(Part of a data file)

————————

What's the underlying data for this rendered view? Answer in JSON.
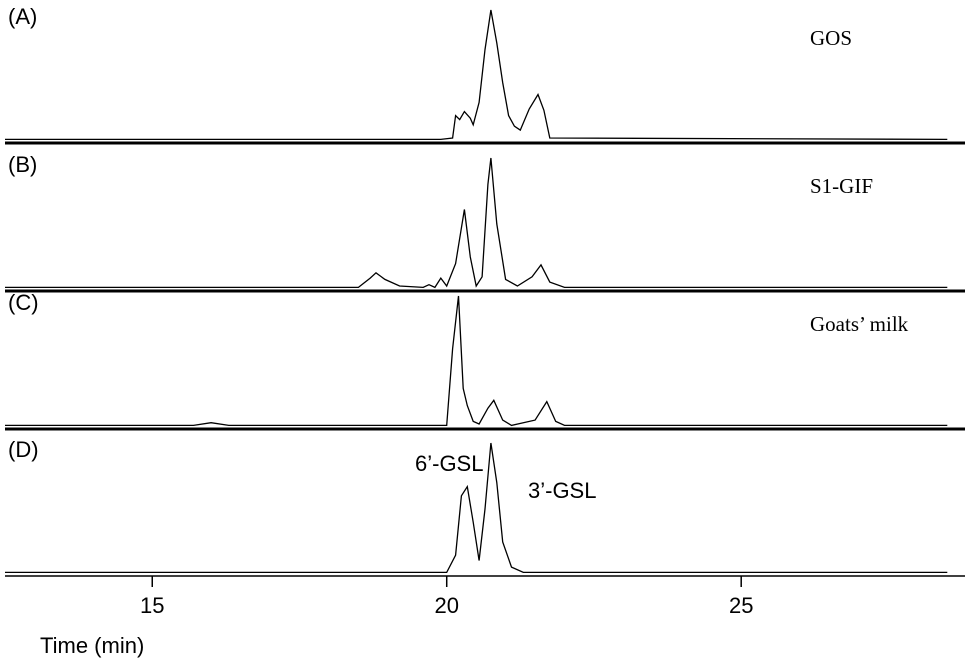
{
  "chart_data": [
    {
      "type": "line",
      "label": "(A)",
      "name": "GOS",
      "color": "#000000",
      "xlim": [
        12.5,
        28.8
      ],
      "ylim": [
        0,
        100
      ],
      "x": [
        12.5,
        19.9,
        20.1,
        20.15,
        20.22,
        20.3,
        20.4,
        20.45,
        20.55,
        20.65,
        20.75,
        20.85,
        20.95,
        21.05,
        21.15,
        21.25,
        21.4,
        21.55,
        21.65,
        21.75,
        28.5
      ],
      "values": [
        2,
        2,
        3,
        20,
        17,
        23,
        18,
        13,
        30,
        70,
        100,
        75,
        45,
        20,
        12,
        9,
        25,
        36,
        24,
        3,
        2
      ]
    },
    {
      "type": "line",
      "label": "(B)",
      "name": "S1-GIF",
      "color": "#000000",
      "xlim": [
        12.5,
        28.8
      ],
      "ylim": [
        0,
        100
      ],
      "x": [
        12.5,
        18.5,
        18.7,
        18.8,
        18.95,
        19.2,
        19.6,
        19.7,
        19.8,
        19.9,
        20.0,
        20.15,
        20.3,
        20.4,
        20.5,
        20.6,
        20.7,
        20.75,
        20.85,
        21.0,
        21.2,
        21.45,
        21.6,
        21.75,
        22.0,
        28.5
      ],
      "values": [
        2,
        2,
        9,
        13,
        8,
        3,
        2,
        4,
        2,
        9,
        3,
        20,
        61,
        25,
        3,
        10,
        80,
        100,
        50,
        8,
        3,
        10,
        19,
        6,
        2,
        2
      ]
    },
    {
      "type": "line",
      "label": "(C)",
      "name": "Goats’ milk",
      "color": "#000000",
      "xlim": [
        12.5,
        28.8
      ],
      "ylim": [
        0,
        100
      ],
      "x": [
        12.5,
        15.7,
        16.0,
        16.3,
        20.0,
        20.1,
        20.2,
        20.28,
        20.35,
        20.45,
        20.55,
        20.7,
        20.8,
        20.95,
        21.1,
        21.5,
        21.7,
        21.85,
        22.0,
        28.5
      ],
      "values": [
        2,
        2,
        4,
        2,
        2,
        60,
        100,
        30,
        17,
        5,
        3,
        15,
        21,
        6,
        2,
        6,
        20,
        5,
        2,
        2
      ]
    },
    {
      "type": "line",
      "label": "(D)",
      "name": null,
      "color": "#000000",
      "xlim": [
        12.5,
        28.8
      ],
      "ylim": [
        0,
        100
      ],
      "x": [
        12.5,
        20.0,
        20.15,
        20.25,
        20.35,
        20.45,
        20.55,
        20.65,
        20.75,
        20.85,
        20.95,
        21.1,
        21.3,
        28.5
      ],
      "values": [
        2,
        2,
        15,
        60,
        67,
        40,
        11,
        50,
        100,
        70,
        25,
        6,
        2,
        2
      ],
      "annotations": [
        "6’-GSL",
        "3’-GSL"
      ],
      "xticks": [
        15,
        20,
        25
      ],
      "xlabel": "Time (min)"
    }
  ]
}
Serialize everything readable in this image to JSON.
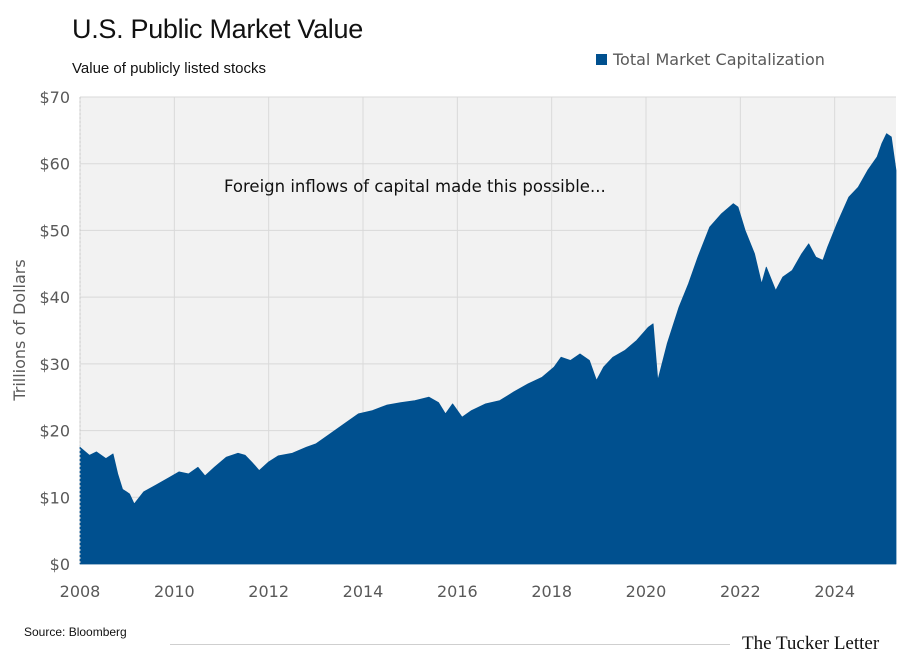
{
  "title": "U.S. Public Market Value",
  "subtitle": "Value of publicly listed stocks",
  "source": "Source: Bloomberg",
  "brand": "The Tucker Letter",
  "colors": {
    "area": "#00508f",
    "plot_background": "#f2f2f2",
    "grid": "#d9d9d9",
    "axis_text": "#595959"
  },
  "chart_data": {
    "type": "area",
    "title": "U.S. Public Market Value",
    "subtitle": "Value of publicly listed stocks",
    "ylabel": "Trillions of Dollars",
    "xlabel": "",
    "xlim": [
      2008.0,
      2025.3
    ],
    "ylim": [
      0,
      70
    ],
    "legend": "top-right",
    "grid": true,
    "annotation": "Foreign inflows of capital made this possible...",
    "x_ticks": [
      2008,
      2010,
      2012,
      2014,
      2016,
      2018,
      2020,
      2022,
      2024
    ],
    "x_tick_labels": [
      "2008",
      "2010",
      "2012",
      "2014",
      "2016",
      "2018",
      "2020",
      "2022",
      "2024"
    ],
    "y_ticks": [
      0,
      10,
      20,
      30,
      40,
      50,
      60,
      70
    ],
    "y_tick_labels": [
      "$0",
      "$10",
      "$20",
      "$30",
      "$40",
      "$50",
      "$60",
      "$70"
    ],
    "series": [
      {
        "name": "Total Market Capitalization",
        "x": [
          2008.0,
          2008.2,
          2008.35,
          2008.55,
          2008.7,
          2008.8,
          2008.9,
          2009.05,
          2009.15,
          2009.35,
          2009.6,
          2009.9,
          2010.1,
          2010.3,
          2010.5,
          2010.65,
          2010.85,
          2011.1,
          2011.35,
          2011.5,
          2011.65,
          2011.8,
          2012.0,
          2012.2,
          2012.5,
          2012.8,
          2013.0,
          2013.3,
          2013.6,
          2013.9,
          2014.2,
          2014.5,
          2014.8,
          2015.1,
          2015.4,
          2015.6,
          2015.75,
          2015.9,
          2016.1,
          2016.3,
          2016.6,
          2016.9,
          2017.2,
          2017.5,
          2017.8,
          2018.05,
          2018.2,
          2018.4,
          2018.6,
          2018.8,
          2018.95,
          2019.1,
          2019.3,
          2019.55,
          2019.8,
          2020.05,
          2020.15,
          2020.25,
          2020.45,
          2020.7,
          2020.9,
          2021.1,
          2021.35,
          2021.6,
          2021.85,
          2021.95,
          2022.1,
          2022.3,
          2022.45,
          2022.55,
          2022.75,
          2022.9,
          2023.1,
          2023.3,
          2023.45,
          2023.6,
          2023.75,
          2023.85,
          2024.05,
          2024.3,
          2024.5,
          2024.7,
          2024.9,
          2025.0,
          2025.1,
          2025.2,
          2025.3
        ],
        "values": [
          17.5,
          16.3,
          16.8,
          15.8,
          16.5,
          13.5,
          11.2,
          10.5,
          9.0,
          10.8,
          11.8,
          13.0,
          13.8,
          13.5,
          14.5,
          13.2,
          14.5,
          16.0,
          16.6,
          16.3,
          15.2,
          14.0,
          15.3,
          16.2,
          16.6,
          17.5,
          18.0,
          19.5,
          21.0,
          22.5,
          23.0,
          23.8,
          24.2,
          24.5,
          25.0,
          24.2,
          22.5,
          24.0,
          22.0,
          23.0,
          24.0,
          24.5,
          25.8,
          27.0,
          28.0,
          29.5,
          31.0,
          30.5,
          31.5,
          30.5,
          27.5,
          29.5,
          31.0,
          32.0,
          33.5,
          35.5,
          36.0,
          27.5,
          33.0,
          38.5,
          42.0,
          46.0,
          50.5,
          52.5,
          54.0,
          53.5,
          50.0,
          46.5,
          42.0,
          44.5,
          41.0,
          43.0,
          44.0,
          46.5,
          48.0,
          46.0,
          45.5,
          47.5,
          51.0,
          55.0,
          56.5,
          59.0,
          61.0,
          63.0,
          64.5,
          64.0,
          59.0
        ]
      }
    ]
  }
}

————————

REQUEST = What is the number of lines in the records that contain "this"? Give that number only.

COMPLETE RESPONSE = 3